### Data excerpts
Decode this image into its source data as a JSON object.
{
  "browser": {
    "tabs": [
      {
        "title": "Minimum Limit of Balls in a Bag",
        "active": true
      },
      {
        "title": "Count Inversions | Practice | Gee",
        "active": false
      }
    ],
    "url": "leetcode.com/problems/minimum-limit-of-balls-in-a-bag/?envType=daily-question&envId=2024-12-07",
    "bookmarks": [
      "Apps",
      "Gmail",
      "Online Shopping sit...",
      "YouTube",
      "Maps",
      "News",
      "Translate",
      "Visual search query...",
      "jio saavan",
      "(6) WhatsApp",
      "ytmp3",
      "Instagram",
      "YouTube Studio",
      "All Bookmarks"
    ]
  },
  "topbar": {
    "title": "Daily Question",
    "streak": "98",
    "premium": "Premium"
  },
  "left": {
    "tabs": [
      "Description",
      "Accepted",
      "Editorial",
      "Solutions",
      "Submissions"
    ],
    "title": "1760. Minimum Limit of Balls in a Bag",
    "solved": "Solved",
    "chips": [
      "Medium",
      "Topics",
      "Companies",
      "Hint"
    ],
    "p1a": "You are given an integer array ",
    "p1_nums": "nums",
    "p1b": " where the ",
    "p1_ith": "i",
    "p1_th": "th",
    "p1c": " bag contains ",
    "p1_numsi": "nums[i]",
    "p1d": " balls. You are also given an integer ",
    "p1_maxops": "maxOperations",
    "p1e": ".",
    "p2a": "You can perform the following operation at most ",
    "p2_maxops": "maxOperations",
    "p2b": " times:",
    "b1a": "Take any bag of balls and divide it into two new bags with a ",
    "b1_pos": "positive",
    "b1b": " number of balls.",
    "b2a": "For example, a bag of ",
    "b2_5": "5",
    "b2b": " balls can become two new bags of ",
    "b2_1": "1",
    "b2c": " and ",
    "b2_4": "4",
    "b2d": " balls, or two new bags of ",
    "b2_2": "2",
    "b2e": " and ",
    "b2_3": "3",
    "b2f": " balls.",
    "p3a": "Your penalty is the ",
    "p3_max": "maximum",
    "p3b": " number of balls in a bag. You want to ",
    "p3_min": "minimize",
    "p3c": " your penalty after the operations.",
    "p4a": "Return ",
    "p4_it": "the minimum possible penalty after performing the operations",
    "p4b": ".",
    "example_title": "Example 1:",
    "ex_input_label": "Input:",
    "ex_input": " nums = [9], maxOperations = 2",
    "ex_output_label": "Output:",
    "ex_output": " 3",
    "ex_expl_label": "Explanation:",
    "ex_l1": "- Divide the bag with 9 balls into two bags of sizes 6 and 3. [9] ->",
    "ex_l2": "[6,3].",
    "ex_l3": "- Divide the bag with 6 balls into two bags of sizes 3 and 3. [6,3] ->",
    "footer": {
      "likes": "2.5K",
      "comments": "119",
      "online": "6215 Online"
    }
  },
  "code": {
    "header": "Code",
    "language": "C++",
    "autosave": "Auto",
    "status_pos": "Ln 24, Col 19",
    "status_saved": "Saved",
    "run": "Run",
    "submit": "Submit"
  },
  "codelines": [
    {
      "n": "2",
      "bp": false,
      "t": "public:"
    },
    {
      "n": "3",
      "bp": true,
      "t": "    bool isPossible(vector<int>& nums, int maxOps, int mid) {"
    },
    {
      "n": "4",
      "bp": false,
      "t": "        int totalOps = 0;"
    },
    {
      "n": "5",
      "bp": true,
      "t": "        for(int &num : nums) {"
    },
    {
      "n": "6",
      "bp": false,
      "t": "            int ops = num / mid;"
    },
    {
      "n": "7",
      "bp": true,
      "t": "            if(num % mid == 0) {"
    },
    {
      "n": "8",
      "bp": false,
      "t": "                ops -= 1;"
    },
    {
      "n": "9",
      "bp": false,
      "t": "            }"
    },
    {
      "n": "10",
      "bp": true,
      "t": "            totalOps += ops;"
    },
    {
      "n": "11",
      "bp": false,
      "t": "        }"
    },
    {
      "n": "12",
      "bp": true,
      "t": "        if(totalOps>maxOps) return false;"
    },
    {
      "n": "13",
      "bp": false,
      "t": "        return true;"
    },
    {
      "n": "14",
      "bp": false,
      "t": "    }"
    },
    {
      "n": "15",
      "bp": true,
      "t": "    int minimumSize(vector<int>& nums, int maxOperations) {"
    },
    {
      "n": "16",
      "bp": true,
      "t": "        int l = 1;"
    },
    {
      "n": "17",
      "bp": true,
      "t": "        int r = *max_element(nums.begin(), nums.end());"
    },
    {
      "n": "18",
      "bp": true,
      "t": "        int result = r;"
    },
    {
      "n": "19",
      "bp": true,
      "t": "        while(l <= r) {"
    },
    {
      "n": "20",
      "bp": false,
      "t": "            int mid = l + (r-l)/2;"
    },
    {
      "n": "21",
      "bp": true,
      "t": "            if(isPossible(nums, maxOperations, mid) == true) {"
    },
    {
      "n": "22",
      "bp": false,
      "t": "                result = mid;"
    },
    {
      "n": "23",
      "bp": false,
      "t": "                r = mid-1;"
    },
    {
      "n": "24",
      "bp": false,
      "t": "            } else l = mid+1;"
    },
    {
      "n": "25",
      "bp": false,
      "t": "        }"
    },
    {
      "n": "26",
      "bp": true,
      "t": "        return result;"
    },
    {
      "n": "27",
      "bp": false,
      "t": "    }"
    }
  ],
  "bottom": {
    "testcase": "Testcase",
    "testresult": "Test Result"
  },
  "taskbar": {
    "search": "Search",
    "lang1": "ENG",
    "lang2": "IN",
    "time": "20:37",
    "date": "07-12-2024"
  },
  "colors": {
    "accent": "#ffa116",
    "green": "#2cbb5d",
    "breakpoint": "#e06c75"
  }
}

### Given task
Write out the full listing, keeping every line exactly as it is.

### Answer in full
Decode this image into its source data as a JSON object.
{
  "browser": {
    "tabs": [
      {
        "title": "Minimum Limit of Balls in a Bag",
        "active": true
      },
      {
        "title": "Count Inversions | Practice | Gee",
        "active": false
      }
    ],
    "url": "leetcode.com/problems/minimum-limit-of-balls-in-a-bag/?envType=daily-question&envId=2024-12-07",
    "bookmarks": [
      "Apps",
      "Gmail",
      "Online Shopping sit...",
      "YouTube",
      "Maps",
      "News",
      "Translate",
      "Visual search query...",
      "jio saavan",
      "(6) WhatsApp",
      "ytmp3",
      "Instagram",
      "YouTube Studio",
      "All Bookmarks"
    ]
  },
  "topbar": {
    "title": "Daily Question",
    "streak": "98",
    "premium": "Premium"
  },
  "left": {
    "tabs": [
      "Description",
      "Accepted",
      "Editorial",
      "Solutions",
      "Submissions"
    ],
    "title": "1760. Minimum Limit of Balls in a Bag",
    "solved": "Solved",
    "chips": [
      "Medium",
      "Topics",
      "Companies",
      "Hint"
    ],
    "p1a": "You are given an integer array ",
    "p1_nums": "nums",
    "p1b": " where the ",
    "p1_ith": "i",
    "p1_th": "th",
    "p1c": " bag contains ",
    "p1_numsi": "nums[i]",
    "p1d": " balls. You are also given an integer ",
    "p1_maxops": "maxOperations",
    "p1e": ".",
    "p2a": "You can perform the following operation at most ",
    "p2_maxops": "maxOperations",
    "p2b": " times:",
    "b1a": "Take any bag of balls and divide it into two new bags with a ",
    "b1_pos": "positive",
    "b1b": " number of balls.",
    "b2a": "For example, a bag of ",
    "b2_5": "5",
    "b2b": " balls can become two new bags of ",
    "b2_1": "1",
    "b2c": " and ",
    "b2_4": "4",
    "b2d": " balls, or two new bags of ",
    "b2_2": "2",
    "b2e": " and ",
    "b2_3": "3",
    "b2f": " balls.",
    "p3a": "Your penalty is the ",
    "p3_max": "maximum",
    "p3b": " number of balls in a bag. You want to ",
    "p3_min": "minimize",
    "p3c": " your penalty after the operations.",
    "p4a": "Return ",
    "p4_it": "the minimum possible penalty after performing the operations",
    "p4b": ".",
    "example_title": "Example 1:",
    "ex_input_label": "Input:",
    "ex_input": " nums = [9], maxOperations = 2",
    "ex_output_label": "Output:",
    "ex_output": " 3",
    "ex_expl_label": "Explanation:",
    "ex_l1": "- Divide the bag with 9 balls into two bags of sizes 6 and 3. [9] ->",
    "ex_l2": "[6,3].",
    "ex_l3": "- Divide the bag with 6 balls into two bags of sizes 3 and 3. [6,3] ->",
    "footer": {
      "likes": "2.5K",
      "comments": "119",
      "online": "6215 Online"
    }
  },
  "code": {
    "header": "Code",
    "language": "C++",
    "autosave": "Auto",
    "status_pos": "Ln 24, Col 19",
    "status_saved": "Saved",
    "run": "Run",
    "submit": "Submit"
  },
  "codelines": [
    {
      "n": "2",
      "bp": false,
      "t": "public:"
    },
    {
      "n": "3",
      "bp": true,
      "t": "    bool isPossible(vector<int>& nums, int maxOps, int mid) {"
    },
    {
      "n": "4",
      "bp": false,
      "t": "        int totalOps = 0;"
    },
    {
      "n": "5",
      "bp": true,
      "t": "        for(int &num : nums) {"
    },
    {
      "n": "6",
      "bp": false,
      "t": "            int ops = num / mid;"
    },
    {
      "n": "7",
      "bp": true,
      "t": "            if(num % mid == 0) {"
    },
    {
      "n": "8",
      "bp": false,
      "t": "                ops -= 1;"
    },
    {
      "n": "9",
      "bp": false,
      "t": "            }"
    },
    {
      "n": "10",
      "bp": true,
      "t": "            totalOps += ops;"
    },
    {
      "n": "11",
      "bp": false,
      "t": "        }"
    },
    {
      "n": "12",
      "bp": true,
      "t": "        if(totalOps>maxOps) return false;"
    },
    {
      "n": "13",
      "bp": false,
      "t": "        return true;"
    },
    {
      "n": "14",
      "bp": false,
      "t": "    }"
    },
    {
      "n": "15",
      "bp": true,
      "t": "    int minimumSize(vector<int>& nums, int maxOperations) {"
    },
    {
      "n": "16",
      "bp": true,
      "t": "        int l = 1;"
    },
    {
      "n": "17",
      "bp": true,
      "t": "        int r = *max_element(nums.begin(), nums.end());"
    },
    {
      "n": "18",
      "bp": true,
      "t": "        int result = r;"
    },
    {
      "n": "19",
      "bp": true,
      "t": "        while(l <= r) {"
    },
    {
      "n": "20",
      "bp": false,
      "t": "            int mid = l + (r-l)/2;"
    },
    {
      "n": "21",
      "bp": true,
      "t": "            if(isPossible(nums, maxOperations, mid) == true) {"
    },
    {
      "n": "22",
      "bp": false,
      "t": "                result = mid;"
    },
    {
      "n": "23",
      "bp": false,
      "t": "                r = mid-1;"
    },
    {
      "n": "24",
      "bp": false,
      "t": "            } else l = mid+1;"
    },
    {
      "n": "25",
      "bp": false,
      "t": "        }"
    },
    {
      "n": "26",
      "bp": true,
      "t": "        return result;"
    },
    {
      "n": "27",
      "bp": false,
      "t": "    }"
    }
  ],
  "bottom": {
    "testcase": "Testcase",
    "testresult": "Test Result"
  },
  "taskbar": {
    "search": "Search",
    "lang1": "ENG",
    "lang2": "IN",
    "time": "20:37",
    "date": "07-12-2024"
  },
  "colors": {
    "accent": "#ffa116",
    "green": "#2cbb5d",
    "breakpoint": "#e06c75"
  }
}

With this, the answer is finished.